**Task:** Gather all lines in the records below that include the word "this".

**Raw data:**

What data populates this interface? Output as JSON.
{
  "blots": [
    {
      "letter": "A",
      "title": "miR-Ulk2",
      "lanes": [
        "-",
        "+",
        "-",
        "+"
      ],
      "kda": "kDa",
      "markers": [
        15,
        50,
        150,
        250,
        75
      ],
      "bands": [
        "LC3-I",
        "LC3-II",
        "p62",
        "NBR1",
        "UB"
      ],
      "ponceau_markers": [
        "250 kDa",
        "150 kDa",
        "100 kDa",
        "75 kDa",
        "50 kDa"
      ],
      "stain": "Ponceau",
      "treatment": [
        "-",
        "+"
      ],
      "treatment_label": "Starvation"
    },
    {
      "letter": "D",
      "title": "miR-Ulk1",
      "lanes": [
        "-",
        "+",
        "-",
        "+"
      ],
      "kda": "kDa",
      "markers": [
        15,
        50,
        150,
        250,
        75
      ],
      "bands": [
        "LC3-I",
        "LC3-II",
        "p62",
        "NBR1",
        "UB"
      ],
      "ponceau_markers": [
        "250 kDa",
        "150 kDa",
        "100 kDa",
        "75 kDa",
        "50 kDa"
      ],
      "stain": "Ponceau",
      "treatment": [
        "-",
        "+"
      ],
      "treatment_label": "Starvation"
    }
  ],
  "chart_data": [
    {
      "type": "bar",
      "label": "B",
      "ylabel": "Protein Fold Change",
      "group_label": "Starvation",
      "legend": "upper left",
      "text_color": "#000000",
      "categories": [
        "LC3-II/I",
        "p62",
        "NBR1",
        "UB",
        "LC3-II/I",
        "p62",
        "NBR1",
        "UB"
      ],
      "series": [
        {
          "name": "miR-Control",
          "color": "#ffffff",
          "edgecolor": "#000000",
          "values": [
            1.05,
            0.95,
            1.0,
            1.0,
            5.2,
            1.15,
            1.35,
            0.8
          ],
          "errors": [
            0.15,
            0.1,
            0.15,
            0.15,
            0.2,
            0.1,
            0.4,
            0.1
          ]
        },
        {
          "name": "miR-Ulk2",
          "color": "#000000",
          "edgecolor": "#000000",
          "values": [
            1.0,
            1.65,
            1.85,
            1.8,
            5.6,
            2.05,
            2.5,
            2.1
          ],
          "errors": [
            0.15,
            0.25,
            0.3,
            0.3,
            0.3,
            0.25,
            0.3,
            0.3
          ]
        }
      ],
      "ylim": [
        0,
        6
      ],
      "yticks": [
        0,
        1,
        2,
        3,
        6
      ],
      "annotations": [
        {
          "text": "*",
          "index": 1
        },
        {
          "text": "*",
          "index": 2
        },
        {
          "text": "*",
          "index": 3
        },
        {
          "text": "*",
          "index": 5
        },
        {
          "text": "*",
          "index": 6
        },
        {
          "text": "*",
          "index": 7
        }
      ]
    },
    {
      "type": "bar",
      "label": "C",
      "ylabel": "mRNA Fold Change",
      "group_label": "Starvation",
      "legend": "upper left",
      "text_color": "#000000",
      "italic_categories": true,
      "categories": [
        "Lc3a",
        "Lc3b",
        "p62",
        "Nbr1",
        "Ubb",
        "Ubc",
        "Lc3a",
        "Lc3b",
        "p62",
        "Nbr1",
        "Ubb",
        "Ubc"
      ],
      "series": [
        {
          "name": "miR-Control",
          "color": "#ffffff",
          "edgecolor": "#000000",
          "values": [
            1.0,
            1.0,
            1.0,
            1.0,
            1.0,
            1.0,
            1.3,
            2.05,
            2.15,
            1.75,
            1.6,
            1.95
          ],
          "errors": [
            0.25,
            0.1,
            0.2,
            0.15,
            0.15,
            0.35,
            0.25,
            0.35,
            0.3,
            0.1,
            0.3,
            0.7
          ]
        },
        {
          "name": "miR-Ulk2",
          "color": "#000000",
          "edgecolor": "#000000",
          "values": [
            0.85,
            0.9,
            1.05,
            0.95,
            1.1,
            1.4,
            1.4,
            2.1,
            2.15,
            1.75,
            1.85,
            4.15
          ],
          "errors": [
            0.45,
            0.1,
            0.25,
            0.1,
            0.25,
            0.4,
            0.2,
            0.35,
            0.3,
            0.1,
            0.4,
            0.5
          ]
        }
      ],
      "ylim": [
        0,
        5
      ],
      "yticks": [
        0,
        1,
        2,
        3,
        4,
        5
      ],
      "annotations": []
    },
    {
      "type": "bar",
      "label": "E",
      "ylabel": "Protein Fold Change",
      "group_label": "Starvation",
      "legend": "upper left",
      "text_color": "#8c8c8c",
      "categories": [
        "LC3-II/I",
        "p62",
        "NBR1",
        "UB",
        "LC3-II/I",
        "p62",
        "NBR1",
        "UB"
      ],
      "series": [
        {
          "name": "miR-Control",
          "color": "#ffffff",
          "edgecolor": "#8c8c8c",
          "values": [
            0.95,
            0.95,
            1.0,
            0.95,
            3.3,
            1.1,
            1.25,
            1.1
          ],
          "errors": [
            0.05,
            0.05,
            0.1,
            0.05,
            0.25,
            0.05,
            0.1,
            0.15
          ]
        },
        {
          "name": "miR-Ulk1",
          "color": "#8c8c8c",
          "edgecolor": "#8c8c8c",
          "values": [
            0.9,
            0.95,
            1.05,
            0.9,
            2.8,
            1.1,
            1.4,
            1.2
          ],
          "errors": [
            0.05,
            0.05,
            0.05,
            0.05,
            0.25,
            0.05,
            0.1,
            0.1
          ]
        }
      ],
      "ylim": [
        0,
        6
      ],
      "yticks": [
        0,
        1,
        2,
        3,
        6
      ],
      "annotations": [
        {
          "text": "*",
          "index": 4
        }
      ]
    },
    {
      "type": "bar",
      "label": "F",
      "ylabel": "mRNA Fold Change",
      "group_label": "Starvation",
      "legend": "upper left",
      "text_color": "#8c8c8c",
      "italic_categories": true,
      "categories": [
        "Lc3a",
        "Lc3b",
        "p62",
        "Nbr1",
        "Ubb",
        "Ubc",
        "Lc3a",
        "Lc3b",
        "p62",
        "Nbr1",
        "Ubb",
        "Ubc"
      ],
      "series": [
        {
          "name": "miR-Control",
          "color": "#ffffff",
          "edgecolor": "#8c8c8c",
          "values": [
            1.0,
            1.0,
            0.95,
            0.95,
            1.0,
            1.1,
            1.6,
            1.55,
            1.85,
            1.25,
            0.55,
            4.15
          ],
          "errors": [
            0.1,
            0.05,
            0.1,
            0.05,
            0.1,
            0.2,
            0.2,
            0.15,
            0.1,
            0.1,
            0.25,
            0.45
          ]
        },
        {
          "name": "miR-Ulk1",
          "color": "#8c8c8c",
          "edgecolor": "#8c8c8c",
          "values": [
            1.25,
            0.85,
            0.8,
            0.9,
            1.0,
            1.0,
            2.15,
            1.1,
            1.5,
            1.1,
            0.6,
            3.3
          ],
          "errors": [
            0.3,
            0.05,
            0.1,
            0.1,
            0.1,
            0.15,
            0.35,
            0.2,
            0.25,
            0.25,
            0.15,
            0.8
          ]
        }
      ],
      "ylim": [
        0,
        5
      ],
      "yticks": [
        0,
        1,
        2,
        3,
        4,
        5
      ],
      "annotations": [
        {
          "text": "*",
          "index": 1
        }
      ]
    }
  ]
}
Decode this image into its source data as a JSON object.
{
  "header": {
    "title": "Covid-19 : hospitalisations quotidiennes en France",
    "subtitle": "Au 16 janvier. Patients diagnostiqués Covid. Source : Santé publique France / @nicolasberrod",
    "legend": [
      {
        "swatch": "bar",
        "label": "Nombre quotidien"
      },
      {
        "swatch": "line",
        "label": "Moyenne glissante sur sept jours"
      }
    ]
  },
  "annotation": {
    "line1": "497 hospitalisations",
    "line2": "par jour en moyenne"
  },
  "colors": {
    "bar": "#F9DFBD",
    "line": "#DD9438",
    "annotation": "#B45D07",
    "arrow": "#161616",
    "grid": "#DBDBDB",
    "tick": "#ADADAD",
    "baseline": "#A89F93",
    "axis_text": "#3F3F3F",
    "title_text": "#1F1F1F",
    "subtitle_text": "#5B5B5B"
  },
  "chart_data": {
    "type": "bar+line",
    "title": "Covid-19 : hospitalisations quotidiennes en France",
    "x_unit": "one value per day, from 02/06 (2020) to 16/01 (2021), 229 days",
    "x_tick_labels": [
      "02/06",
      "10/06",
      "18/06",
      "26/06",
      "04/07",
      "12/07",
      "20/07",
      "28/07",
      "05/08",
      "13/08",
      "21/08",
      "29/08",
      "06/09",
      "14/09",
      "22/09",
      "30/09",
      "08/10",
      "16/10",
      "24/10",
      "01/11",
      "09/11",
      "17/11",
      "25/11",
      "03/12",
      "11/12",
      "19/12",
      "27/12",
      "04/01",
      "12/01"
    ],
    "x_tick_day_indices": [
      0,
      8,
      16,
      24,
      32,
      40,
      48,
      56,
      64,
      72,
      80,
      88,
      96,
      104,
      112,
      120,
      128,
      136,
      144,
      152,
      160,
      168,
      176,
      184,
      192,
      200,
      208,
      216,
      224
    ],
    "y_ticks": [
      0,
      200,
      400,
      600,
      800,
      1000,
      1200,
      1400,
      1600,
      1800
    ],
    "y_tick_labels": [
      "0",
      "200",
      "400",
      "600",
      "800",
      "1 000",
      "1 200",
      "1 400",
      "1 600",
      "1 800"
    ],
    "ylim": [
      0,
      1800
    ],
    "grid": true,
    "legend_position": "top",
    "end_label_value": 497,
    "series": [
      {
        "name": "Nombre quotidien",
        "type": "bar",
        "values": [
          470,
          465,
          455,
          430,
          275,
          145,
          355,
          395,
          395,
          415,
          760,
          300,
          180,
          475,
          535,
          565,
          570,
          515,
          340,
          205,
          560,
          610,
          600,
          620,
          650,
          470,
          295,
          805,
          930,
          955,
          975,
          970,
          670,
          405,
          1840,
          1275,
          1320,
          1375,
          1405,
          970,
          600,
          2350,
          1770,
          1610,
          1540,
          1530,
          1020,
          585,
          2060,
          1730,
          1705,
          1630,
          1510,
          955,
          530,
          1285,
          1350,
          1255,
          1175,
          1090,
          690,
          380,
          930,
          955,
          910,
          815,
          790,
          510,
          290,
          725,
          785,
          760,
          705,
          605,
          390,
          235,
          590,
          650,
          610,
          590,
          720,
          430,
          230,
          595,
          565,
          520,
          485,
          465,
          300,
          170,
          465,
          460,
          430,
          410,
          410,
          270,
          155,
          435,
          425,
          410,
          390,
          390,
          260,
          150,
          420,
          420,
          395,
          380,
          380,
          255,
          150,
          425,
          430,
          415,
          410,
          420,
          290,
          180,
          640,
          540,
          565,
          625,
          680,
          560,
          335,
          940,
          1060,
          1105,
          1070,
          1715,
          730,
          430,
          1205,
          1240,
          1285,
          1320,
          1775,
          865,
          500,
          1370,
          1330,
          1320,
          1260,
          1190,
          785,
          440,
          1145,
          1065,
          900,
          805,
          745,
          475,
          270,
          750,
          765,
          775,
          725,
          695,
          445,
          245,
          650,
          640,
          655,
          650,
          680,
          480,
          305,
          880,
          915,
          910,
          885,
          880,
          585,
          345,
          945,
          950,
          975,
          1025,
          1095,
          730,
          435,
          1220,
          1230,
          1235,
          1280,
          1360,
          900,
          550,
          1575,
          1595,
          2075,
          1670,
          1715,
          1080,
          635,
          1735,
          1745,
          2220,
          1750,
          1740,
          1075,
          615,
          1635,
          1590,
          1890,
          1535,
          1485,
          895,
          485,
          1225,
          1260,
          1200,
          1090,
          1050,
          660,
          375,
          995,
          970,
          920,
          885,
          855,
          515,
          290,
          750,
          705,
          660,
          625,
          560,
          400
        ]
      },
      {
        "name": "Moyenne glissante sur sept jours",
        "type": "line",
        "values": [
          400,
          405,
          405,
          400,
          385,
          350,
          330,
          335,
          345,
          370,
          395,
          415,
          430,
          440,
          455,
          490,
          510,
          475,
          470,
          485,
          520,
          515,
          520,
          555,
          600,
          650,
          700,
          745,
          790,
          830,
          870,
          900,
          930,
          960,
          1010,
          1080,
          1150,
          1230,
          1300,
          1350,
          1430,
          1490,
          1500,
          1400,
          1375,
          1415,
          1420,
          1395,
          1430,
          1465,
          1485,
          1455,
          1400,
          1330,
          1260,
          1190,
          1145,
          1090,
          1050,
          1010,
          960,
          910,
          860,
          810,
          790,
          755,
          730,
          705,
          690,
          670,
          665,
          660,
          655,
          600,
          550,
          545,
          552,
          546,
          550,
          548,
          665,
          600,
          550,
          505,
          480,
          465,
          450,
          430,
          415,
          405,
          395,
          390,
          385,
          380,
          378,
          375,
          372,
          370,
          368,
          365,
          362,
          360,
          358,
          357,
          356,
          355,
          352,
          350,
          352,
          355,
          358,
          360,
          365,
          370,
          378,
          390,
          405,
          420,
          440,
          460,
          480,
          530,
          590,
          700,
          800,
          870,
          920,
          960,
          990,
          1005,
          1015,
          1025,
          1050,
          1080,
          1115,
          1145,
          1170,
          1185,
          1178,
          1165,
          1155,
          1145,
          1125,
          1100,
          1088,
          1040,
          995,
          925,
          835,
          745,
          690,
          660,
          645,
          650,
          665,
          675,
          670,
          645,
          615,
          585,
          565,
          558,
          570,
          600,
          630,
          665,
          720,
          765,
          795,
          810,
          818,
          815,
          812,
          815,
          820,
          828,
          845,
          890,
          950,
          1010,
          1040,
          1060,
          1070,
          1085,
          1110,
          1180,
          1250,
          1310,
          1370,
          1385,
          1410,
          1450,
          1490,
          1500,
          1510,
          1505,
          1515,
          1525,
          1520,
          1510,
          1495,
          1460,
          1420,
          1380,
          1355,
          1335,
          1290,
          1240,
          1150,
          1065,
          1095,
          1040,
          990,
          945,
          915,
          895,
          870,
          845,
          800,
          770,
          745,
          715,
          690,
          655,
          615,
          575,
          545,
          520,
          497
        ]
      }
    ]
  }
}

**Reply:**
What data populates this interface? Output as JSON.
Decode this image into its source data as a JSON object.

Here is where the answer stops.